▶ [WORK REQUIRED]: Sort through the data and copy the lines holding the word "xlabel".

▶ [STORED DATA]:
☆ ☆ ☆ ☆

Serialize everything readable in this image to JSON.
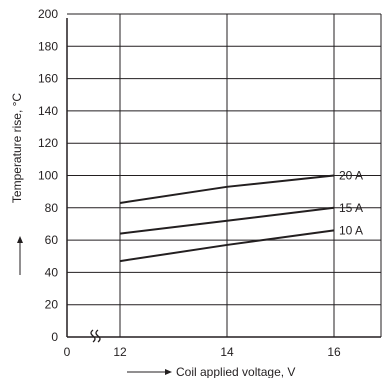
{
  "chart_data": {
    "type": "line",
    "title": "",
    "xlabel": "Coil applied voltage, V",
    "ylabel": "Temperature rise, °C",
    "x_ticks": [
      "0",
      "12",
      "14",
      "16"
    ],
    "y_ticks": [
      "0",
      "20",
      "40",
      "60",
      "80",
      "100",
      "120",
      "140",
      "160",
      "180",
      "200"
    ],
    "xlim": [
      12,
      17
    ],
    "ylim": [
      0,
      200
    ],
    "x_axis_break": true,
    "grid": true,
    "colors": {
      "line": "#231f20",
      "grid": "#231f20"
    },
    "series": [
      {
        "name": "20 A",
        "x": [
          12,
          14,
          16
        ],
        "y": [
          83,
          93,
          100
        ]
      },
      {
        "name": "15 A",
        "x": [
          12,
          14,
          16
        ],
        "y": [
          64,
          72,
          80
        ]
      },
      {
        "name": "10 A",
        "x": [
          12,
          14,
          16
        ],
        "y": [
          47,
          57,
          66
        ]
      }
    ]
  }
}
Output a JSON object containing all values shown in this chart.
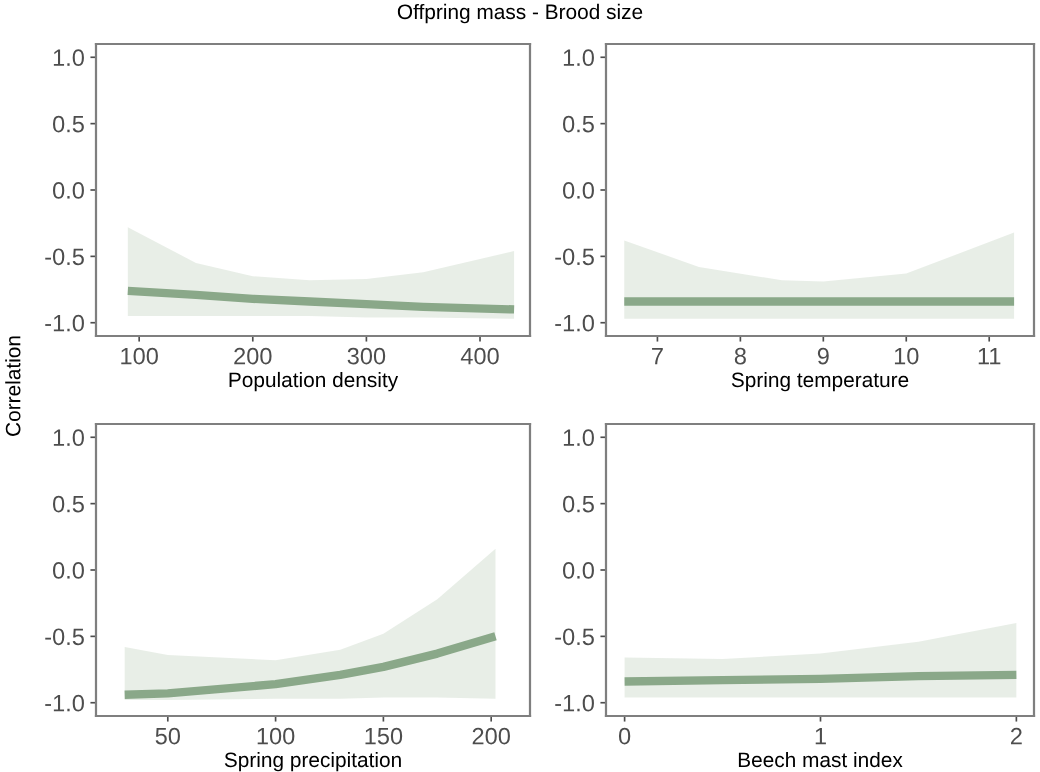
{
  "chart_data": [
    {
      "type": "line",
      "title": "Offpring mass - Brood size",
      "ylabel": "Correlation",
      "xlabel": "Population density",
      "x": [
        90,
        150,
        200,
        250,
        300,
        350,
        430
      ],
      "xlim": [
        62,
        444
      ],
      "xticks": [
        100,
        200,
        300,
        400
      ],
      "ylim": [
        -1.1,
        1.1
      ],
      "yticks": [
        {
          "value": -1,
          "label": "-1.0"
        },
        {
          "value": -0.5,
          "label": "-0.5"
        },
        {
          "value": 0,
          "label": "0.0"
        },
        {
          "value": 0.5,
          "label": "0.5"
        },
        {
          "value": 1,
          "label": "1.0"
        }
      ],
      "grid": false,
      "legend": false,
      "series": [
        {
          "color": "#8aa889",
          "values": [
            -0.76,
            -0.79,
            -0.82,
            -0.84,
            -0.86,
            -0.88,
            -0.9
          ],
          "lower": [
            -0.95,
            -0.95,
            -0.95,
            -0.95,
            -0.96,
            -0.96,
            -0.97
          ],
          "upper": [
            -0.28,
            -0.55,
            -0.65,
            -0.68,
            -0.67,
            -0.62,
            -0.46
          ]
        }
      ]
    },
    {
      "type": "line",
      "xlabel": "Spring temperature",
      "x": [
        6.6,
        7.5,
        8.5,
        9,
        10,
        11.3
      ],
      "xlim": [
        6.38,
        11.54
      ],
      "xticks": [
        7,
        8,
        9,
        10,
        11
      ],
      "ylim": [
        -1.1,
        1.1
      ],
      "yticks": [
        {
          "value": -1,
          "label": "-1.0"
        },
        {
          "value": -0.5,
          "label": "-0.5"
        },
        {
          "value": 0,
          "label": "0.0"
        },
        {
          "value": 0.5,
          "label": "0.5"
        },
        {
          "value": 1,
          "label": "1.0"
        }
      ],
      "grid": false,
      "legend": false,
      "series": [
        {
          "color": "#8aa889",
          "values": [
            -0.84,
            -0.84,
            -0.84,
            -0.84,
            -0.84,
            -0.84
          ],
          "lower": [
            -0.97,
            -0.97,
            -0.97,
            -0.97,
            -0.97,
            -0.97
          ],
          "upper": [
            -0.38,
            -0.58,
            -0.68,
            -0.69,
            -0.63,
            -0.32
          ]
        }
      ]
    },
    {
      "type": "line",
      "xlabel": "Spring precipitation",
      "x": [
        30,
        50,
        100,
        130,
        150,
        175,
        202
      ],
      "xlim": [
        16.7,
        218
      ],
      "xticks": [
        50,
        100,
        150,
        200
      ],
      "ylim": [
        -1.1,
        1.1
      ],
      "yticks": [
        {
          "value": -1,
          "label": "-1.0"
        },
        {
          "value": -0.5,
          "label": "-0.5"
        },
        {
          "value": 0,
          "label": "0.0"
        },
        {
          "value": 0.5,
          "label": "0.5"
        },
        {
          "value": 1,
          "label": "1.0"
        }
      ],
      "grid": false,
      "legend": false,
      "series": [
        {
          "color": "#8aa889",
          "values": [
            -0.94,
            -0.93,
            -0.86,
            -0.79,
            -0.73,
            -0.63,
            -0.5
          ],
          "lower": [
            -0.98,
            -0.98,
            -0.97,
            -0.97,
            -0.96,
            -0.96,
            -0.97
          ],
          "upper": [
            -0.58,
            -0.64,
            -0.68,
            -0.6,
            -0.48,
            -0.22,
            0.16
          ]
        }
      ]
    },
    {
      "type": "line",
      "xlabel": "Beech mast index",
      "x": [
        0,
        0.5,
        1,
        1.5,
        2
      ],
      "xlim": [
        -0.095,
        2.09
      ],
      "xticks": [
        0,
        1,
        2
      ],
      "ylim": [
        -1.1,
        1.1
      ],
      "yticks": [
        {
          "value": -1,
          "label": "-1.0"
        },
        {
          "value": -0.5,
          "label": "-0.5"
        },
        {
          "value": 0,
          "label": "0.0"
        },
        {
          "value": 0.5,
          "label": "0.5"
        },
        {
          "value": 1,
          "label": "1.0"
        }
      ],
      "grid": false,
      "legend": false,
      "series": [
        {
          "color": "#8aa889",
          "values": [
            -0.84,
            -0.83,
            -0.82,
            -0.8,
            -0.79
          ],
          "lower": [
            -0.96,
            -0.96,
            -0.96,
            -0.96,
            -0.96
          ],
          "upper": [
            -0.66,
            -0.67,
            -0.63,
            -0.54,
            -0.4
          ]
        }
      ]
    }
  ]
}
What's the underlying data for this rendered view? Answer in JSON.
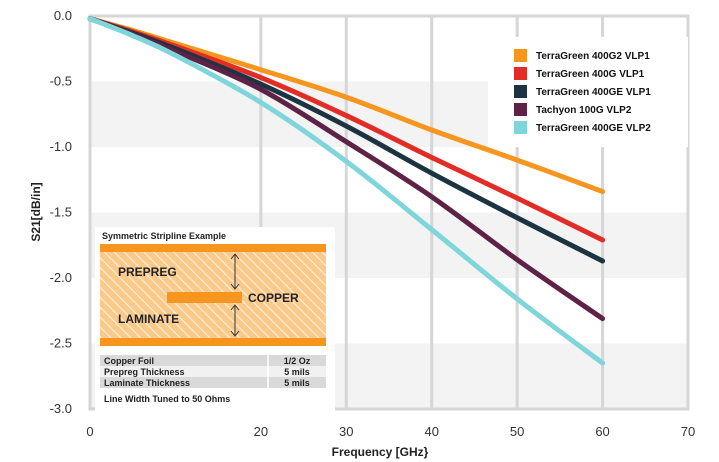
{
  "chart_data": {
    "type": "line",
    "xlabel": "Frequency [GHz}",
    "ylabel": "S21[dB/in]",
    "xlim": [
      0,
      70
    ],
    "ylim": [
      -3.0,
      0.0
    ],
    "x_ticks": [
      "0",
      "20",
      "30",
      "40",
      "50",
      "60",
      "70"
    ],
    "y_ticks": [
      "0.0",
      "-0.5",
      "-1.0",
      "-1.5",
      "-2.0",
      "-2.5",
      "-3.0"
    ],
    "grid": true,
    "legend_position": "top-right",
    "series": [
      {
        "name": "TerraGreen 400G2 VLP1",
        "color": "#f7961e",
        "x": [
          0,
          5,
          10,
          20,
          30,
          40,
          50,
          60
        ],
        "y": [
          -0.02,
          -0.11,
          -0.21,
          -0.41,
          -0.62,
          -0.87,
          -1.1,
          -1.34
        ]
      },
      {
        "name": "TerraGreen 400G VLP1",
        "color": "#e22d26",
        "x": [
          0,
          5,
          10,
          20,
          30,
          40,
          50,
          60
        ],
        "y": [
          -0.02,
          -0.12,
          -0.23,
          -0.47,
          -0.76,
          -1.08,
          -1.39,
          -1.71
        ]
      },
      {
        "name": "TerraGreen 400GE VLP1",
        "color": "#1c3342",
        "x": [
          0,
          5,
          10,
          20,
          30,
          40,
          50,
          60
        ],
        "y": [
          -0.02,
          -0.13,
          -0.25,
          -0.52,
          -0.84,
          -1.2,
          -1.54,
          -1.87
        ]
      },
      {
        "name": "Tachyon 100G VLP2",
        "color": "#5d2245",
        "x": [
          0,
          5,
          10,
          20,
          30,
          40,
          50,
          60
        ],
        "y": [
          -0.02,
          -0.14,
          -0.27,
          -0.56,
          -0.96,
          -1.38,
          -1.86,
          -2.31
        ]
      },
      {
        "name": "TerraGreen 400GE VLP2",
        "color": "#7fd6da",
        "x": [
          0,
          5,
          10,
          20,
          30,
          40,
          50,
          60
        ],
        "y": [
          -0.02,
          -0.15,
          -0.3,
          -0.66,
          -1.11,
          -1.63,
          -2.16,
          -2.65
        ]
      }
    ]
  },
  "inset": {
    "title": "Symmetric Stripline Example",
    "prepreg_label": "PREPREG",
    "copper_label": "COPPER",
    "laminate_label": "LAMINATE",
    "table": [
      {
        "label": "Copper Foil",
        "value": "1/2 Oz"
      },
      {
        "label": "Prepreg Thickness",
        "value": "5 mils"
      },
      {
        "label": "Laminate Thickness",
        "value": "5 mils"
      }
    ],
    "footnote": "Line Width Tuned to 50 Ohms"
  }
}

☆ ☆ ☆ ☆

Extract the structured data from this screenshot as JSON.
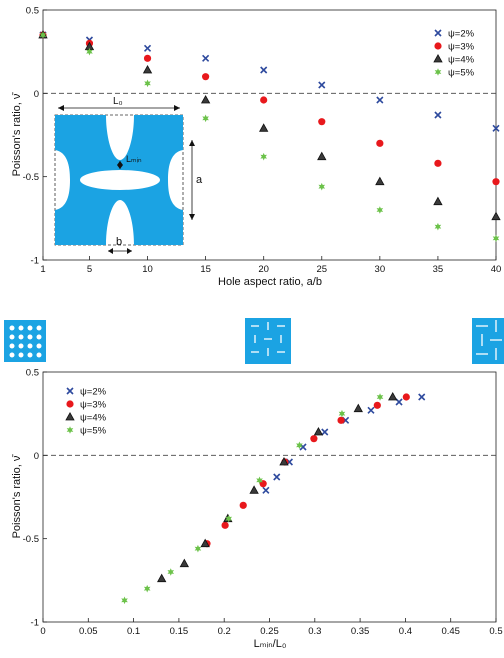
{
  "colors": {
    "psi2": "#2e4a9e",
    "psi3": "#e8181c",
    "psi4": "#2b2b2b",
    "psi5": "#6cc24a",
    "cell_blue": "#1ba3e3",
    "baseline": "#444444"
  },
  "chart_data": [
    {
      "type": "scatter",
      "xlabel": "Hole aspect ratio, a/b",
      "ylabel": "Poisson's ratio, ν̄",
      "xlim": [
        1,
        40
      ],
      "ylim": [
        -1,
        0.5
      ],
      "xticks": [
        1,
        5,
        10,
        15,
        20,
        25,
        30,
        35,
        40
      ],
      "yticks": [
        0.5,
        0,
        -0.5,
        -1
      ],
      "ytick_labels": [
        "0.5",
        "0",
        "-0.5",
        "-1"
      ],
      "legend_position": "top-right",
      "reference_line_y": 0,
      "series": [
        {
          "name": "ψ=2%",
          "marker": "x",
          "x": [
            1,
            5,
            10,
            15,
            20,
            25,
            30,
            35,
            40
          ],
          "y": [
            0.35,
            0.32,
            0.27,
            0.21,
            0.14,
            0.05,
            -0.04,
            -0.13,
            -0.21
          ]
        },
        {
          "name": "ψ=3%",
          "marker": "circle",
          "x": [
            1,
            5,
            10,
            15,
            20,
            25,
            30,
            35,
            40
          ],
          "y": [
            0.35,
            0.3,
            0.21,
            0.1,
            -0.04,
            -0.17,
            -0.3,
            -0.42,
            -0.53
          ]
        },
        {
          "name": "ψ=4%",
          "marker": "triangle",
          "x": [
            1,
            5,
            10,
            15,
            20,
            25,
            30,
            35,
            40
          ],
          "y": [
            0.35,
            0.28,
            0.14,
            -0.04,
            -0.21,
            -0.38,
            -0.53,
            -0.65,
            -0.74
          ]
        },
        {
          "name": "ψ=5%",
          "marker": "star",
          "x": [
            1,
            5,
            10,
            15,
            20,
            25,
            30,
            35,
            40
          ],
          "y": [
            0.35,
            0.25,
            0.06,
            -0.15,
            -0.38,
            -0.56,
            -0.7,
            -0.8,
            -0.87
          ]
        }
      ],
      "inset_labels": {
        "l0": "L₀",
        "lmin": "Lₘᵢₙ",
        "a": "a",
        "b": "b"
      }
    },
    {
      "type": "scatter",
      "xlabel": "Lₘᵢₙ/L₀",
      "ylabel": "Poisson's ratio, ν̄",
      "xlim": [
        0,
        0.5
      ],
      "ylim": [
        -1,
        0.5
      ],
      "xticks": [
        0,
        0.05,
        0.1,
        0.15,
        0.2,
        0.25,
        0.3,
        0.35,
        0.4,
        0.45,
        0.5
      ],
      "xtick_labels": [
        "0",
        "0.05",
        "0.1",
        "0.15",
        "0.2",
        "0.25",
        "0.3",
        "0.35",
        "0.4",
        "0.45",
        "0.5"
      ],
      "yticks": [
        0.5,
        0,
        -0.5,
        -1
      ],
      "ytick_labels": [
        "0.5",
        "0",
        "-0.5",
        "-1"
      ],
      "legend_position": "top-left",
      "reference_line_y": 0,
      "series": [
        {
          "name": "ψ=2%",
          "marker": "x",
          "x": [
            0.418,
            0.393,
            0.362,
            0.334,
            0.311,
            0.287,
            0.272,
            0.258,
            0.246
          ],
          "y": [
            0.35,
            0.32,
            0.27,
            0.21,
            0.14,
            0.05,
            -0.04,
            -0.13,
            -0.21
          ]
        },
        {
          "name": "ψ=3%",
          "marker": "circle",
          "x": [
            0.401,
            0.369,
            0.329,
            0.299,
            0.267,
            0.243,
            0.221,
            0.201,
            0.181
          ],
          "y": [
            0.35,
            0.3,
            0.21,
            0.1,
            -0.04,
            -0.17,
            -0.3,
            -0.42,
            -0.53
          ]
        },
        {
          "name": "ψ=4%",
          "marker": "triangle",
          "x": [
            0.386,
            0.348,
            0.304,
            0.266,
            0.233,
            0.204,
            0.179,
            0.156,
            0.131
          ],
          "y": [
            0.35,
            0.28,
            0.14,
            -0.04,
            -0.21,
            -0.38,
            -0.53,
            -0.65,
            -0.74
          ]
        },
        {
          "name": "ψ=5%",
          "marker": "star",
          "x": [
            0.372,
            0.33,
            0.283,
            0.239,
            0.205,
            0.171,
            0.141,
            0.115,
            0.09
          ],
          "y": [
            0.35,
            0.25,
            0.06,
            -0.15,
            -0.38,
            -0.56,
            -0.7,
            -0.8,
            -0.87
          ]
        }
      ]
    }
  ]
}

☆ ☆ ☆ ☆

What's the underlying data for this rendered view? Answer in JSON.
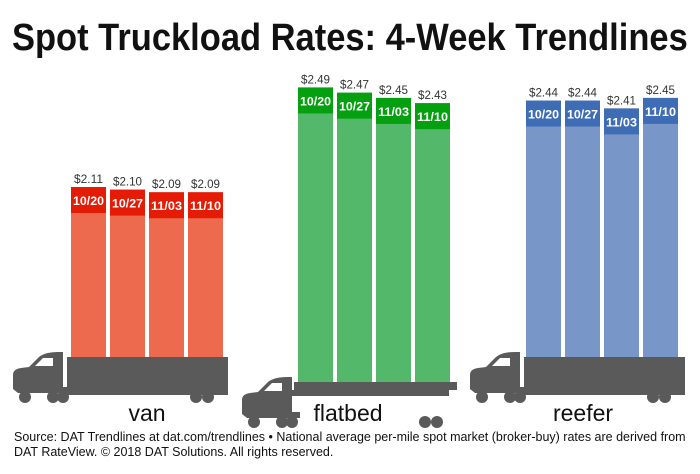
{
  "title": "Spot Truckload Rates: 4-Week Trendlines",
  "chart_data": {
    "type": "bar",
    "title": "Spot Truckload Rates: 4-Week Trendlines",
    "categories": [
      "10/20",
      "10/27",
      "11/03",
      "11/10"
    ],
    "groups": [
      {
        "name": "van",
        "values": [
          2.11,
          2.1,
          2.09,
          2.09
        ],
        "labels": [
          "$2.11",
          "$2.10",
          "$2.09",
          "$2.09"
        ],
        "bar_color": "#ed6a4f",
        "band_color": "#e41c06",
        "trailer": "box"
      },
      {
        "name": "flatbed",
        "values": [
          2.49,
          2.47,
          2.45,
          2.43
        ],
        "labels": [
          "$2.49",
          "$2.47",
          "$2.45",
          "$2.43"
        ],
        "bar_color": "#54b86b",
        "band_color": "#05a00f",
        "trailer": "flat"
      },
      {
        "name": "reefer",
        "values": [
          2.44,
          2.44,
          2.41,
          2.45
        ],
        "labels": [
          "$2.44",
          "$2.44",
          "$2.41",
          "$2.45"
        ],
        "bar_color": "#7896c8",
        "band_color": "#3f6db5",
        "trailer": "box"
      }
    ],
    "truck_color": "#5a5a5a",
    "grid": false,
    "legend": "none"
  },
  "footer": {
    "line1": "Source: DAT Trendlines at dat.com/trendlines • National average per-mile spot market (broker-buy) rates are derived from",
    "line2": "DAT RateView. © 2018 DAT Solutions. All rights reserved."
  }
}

☆ ☆ ☆ ☆

▶ [SOLUTION FOR THIS TASK]:
    "xlabel": "Coil applied voltage, V",
      "xlabel": "Population density",
      "xlabel": "Spring temperature",
      "xlabel": "Spring precipitation",
      "xlabel": "Beech mast index",
    "xlabel": "Frequency [GHz}",
      "xlabel": "Hole aspect ratio, a/b",
      "xlabel": "Lₘᵢₙ/L₀",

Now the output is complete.